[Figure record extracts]
-----

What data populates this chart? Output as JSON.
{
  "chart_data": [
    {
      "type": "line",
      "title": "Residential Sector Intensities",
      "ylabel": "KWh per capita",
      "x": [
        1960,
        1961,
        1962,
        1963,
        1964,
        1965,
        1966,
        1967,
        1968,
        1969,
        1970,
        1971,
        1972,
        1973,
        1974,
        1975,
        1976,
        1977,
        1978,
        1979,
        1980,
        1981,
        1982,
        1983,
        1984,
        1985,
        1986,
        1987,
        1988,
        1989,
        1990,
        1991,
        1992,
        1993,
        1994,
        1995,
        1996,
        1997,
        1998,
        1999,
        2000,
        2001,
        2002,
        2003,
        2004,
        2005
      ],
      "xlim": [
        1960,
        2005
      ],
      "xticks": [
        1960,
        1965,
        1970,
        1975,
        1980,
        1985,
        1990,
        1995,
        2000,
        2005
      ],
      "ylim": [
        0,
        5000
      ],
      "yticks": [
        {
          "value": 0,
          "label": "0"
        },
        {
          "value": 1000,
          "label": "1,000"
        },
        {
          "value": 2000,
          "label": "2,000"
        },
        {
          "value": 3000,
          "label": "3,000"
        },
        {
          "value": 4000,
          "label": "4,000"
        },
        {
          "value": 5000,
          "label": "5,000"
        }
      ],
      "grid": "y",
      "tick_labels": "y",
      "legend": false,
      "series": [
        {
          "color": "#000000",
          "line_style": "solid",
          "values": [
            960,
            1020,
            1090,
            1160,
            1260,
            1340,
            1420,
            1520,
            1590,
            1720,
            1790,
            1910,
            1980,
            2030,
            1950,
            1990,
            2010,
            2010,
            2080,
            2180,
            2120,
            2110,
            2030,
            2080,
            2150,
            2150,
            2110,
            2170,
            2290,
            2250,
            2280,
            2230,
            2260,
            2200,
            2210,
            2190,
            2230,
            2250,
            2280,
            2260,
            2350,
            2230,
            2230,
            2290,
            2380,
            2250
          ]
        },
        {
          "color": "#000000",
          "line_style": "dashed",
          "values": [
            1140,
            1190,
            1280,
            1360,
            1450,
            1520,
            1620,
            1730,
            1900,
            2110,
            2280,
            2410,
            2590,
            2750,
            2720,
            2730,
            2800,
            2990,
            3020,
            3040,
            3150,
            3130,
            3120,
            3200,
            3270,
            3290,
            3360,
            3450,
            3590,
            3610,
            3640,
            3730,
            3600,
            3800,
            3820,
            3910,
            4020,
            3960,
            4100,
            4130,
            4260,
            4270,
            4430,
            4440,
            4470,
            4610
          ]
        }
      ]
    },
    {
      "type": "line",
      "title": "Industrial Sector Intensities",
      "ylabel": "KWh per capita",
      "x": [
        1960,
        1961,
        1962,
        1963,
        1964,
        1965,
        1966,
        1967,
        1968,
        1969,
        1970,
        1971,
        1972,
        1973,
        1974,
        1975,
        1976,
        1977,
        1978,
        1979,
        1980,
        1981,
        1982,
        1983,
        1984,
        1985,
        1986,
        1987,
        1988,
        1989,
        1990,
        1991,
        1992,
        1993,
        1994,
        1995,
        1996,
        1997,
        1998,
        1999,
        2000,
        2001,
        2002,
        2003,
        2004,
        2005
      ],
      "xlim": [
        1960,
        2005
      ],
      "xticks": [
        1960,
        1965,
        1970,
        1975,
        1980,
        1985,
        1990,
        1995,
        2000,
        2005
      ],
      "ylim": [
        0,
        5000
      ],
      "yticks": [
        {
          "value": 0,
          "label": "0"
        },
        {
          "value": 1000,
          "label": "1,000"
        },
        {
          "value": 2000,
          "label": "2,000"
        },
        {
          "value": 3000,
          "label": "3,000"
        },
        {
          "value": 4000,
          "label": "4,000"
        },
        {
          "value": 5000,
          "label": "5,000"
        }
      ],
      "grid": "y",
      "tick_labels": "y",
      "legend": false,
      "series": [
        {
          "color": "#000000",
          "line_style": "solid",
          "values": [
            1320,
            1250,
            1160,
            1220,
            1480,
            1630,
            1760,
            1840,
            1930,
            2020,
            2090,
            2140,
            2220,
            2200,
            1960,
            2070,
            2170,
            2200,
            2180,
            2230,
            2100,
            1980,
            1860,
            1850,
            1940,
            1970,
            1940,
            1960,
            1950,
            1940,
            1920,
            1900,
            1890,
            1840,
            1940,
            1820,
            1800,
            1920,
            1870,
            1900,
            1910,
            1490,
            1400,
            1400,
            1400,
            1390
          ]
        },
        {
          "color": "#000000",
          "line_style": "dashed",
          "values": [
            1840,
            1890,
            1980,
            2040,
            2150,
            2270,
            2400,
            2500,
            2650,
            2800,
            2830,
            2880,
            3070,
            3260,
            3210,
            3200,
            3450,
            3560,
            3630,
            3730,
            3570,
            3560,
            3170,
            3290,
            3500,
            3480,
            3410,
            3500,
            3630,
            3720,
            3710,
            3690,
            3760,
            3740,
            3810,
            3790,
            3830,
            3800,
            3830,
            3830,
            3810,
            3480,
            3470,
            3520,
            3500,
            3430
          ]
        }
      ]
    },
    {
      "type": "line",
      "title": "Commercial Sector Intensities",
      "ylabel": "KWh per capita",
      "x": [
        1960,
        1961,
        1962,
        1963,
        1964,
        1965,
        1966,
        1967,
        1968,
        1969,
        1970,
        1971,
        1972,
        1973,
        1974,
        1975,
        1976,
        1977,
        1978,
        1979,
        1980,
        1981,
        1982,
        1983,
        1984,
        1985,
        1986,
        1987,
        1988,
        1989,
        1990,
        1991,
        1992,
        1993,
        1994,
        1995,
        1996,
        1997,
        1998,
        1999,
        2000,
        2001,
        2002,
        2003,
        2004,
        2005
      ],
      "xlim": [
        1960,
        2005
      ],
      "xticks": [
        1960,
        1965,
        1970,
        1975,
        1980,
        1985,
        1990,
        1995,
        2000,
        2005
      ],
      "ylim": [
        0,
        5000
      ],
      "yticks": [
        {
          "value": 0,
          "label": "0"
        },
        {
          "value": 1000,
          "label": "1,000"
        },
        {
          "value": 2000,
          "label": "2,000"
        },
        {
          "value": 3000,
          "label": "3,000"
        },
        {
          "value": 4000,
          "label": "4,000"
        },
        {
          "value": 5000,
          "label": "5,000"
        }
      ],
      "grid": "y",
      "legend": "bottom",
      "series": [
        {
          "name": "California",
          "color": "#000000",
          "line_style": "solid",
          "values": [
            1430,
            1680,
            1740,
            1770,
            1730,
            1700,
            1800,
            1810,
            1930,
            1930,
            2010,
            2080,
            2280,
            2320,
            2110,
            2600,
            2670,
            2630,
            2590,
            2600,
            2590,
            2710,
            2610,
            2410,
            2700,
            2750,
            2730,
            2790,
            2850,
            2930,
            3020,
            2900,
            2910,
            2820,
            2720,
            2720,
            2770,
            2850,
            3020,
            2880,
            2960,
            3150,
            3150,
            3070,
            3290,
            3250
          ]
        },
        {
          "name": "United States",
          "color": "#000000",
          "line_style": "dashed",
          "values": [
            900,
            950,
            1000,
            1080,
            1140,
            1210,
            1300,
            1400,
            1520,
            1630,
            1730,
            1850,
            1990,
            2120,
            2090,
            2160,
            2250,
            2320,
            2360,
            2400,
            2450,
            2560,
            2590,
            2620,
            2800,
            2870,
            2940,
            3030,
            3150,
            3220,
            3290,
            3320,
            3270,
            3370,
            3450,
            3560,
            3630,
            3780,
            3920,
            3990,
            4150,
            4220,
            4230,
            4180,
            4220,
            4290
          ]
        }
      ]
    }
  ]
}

-----

▶ [Goal of the exercise]
All lines of the data above that include the word "name" must be shown.

▶ [Output of the task]
          "name": "California",
          "name": "United States",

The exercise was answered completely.